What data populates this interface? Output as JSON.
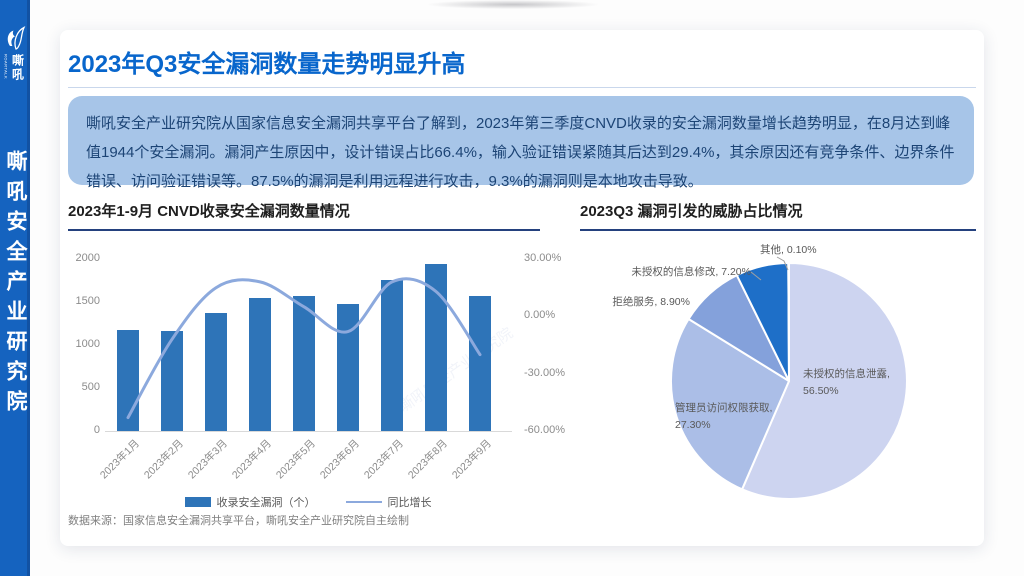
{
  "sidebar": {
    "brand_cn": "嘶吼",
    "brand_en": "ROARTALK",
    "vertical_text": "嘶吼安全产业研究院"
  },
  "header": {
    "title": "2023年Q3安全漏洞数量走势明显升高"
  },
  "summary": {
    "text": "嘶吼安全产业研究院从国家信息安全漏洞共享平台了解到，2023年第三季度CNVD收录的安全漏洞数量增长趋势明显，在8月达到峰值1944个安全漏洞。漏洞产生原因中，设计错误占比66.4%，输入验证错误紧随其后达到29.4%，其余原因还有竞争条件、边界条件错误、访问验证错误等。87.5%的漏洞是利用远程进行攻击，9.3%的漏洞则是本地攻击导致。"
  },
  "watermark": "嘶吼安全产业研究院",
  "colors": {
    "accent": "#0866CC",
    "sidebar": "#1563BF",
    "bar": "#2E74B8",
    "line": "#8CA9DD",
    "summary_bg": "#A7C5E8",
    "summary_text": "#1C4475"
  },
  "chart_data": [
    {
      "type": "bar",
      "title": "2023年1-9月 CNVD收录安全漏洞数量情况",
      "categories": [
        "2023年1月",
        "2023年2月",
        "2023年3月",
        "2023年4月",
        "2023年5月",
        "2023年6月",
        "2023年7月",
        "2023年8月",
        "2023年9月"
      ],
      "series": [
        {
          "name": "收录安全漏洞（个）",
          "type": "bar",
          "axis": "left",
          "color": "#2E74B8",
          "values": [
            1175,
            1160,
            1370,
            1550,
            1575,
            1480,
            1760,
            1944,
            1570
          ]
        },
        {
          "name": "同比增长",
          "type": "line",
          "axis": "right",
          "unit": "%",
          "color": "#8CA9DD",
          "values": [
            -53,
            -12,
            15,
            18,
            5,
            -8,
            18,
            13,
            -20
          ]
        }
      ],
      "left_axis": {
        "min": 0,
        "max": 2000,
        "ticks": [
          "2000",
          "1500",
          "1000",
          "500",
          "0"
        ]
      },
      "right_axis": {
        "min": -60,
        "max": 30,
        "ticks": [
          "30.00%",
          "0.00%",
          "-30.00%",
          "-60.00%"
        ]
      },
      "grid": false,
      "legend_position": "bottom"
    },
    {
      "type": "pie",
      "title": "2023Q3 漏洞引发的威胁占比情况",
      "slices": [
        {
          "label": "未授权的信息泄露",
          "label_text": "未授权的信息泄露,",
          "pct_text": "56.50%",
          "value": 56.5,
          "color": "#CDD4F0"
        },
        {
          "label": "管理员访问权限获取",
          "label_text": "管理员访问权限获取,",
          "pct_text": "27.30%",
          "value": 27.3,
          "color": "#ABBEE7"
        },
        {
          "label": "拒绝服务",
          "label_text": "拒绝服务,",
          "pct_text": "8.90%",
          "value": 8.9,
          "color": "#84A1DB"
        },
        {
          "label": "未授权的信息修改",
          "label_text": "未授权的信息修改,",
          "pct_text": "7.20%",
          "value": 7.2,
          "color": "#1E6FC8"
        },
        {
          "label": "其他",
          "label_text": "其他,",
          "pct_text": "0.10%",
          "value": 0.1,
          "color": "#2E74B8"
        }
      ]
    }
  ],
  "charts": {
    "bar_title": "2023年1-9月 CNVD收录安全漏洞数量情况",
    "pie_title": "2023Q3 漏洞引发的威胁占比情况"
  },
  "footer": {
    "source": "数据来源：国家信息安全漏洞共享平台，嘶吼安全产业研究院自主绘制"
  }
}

==

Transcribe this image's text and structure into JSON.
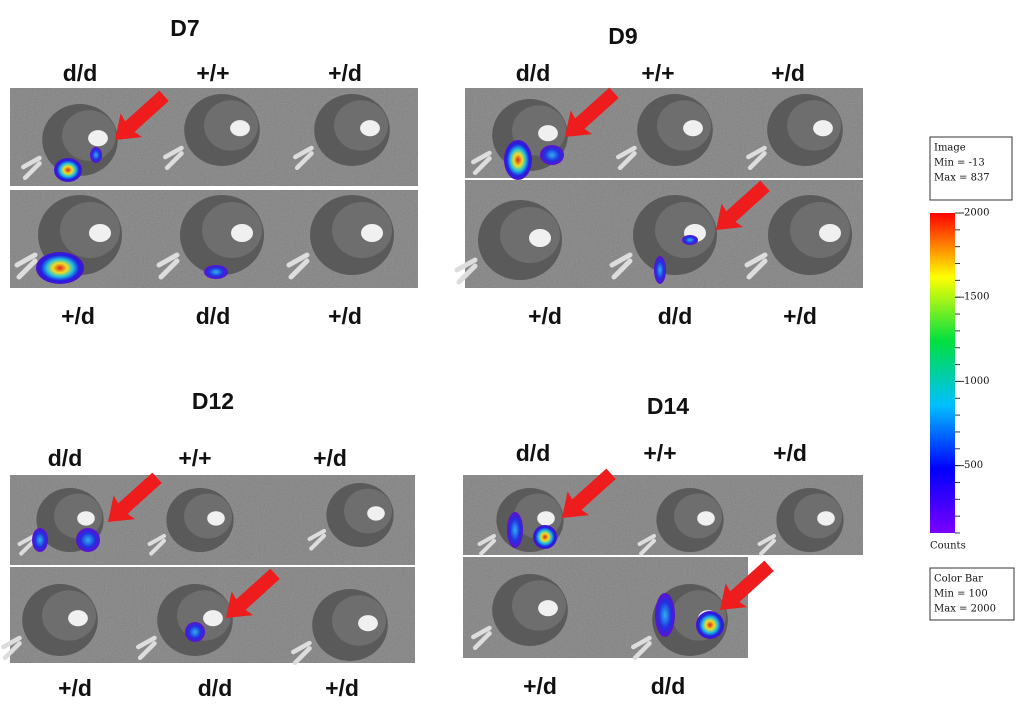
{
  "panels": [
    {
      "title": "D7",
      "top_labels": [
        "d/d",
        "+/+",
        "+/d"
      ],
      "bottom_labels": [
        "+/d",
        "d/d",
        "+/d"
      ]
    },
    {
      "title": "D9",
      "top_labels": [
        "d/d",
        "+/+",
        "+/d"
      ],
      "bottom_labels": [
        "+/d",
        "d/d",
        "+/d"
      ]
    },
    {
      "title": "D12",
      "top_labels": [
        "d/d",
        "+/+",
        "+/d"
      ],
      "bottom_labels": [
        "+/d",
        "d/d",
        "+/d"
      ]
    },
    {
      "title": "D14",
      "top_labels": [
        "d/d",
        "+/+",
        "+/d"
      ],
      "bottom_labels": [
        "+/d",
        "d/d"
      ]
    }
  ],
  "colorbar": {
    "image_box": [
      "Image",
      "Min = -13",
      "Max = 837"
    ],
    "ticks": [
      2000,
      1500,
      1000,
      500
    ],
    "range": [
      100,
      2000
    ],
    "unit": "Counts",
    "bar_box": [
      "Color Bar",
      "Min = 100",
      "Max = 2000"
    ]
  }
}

## Task prompt
Show the lines of the material that contain the word "this".

## Final result
What data populates this interface? Output as JSON.
Transcribe this image's text and structure into JSON.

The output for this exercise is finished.